[CONSEGNA A]
Quali artisti espongono le loro opere secondo il testo sulla mostra di Veleia? Elencali tutti, uno per riga.

[TESTO DELLA PAGINA]

L’antica città romana di Veleia rivive nell'interpretazione di cinque artisti contemporanei che espongono le proprie opere lungo il percorso di visita dell'area archeologica
Voci dal tempo
Colloquio materico tra artisti contemporanei e resti archeologici
In mostra lavori di Alexander Jarque, Chiara e Francesco Madoi, Giacomo Galli e Guido Mori
21 aprile - 30 settembre 2012
tutti i giorni dalle 9 a un'ora prima del tramonto
info 0523 807113
inaugurazione sabato 21 aprile, ore 11
con Jonathan Papamarenghi, Sindaco di Lugagnano Val d’Arda, e Daniela Locatelli,
direttore dell’area archeologica di Veleia
Antiche presenze, echi di suoni e leggende, immagini cristallizzate nel
colore e nel tempo. Se le vetuste pietre di Veleia ammaliano ogni giorno tanti
visitatori, quale può essere il loro effetto sulla sensibilità
ipertrofica di un artista? La parziale risposta viene da cinque
artisti contemporanei che hanno scelto di raccontare con le proprie opere uno
dei siti archeologici più importanti dell’Emilia-Romagna, condensando nel
linguaggio creativo le percezioni dell’anima.

[DATI MOSTRATI]
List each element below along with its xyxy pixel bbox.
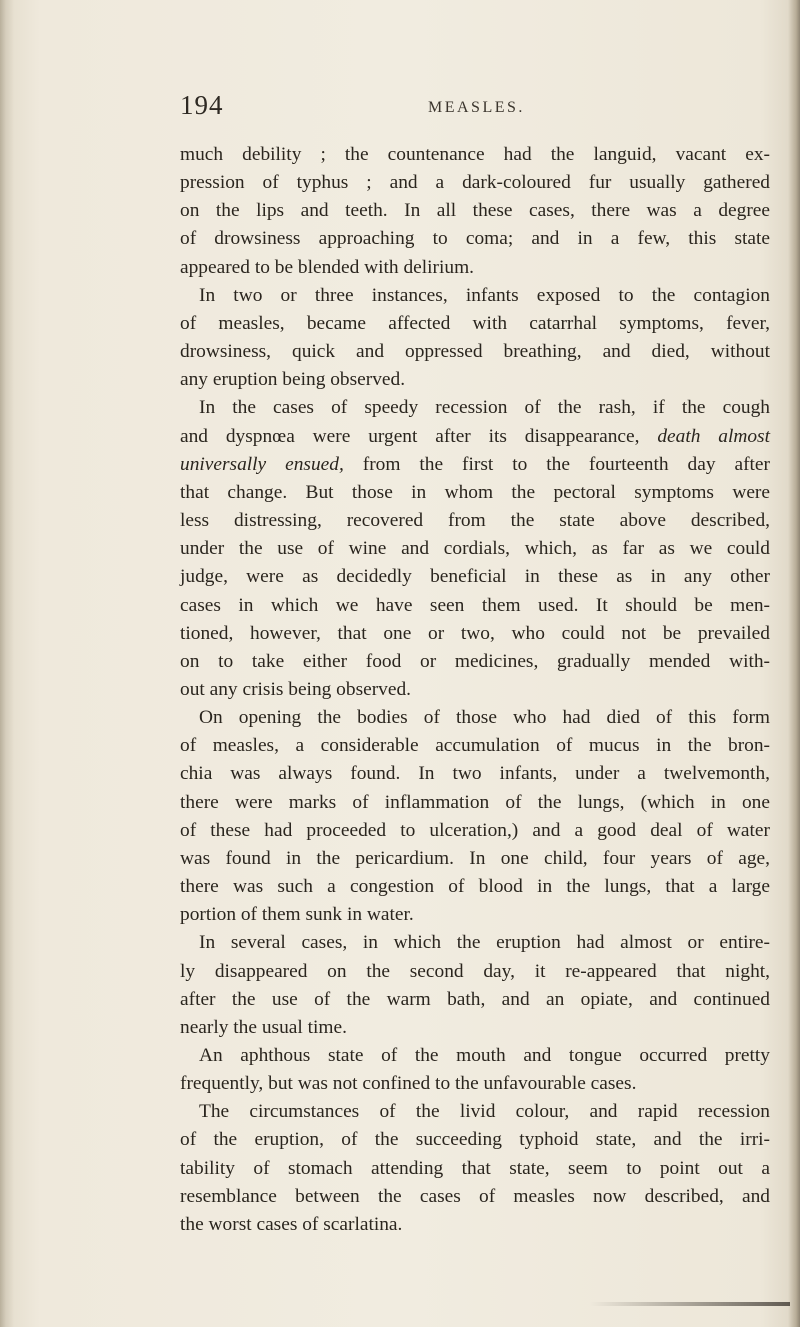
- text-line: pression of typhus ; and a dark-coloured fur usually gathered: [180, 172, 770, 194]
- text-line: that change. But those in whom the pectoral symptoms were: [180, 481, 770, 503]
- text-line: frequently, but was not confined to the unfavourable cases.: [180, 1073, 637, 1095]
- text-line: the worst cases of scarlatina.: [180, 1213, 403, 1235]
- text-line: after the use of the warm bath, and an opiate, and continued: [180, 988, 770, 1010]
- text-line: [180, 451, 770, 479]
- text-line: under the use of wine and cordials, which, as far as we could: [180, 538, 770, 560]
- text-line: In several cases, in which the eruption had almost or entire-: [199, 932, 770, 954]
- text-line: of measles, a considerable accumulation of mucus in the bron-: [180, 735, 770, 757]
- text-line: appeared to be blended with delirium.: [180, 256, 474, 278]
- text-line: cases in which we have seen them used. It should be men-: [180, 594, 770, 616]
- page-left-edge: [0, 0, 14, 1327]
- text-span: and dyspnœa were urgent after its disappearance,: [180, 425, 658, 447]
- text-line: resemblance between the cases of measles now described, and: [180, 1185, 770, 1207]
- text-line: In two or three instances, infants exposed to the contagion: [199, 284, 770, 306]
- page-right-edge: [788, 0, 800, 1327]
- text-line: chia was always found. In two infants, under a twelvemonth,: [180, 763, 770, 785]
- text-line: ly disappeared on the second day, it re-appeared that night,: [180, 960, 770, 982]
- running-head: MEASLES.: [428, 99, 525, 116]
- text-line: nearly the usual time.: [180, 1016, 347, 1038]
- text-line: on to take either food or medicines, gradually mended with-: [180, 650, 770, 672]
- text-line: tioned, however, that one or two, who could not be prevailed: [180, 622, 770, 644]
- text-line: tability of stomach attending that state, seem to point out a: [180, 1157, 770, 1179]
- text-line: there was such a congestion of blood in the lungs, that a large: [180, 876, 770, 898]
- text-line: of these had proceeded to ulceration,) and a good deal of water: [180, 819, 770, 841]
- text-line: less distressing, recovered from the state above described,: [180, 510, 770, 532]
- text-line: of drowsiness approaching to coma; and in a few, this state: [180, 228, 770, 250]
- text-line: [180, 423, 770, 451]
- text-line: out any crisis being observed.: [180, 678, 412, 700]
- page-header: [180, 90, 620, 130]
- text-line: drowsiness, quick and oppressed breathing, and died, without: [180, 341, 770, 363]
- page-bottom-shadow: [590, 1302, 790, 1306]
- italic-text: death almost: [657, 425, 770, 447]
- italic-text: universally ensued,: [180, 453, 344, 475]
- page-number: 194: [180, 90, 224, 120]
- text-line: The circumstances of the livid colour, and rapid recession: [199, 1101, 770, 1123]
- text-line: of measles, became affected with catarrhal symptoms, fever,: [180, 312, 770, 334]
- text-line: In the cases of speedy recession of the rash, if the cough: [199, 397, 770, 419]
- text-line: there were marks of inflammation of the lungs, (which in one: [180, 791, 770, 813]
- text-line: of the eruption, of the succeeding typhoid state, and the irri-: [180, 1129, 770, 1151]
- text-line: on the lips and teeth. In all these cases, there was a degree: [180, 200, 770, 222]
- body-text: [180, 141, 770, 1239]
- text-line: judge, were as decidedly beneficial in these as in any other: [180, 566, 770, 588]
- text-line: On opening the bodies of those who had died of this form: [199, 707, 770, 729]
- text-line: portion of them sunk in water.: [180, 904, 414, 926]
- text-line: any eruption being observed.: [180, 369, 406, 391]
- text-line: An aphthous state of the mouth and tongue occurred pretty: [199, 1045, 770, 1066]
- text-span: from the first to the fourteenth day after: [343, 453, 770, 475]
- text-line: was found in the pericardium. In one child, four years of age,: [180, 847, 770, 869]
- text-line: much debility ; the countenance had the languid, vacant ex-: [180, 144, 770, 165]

[CONSEGNA B]
Ricopia senza alcuna modifica le righe dei record che vanno da quella con "- text-line: pression" fino a quella con "- text-line: of these", entrambe comprese.

[RISPOSTA SCRITTA A]
Alexander Jarque
Chiara Madoi
Francesco Madoi
Giacomo Galli
Guido Mori

[RISPOSTA SCRITTA B]
- text-line: pression of typhus ; and a dark-coloured fur usually gathered: [180, 172, 770, 194]
- text-line: that change. But those in whom the pectoral symptoms were: [180, 481, 770, 503]
- text-line: frequently, but was not confined to the unfavourable cases.: [180, 1073, 637, 1095]
- text-line: the worst cases of scarlatina.: [180, 1213, 403, 1235]
- text-line: after the use of the warm bath, and an opiate, and continued: [180, 988, 770, 1010]
- text-line: [180, 451, 770, 479]
- text-line: under the use of wine and cordials, which, as far as we could: [180, 538, 770, 560]
- text-line: In several cases, in which the eruption had almost or entire-: [199, 932, 770, 954]
- text-line: of measles, a considerable accumulation of mucus in the bron-: [180, 735, 770, 757]
- text-line: appeared to be blended with delirium.: [180, 256, 474, 278]
- text-line: cases in which we have seen them used. It should be men-: [180, 594, 770, 616]
- page-left-edge: [0, 0, 14, 1327]
- text-span: and dyspnœa were urgent after its disappearance,: [180, 425, 658, 447]
- text-line: resemblance between the cases of measles now described, and: [180, 1185, 770, 1207]
- text-line: In two or three instances, infants exposed to the contagion: [199, 284, 770, 306]
- page-right-edge: [788, 0, 800, 1327]
- text-line: chia was always found. In two infants, under a twelvemonth,: [180, 763, 770, 785]
- text-line: ly disappeared on the second day, it re-appeared that night,: [180, 960, 770, 982]
- running-head: MEASLES.: [428, 99, 525, 116]
- text-line: nearly the usual time.: [180, 1016, 347, 1038]
- text-line: on to take either food or medicines, gradually mended with-: [180, 650, 770, 672]
- text-line: tioned, however, that one or two, who could not be prevailed: [180, 622, 770, 644]
- text-line: tability of stomach attending that state, seem to point out a: [180, 1157, 770, 1179]
- text-line: there was such a congestion of blood in the lungs, that a large: [180, 876, 770, 898]
- text-line: of these had proceeded to ulceration,) and a good deal of water: [180, 819, 770, 841]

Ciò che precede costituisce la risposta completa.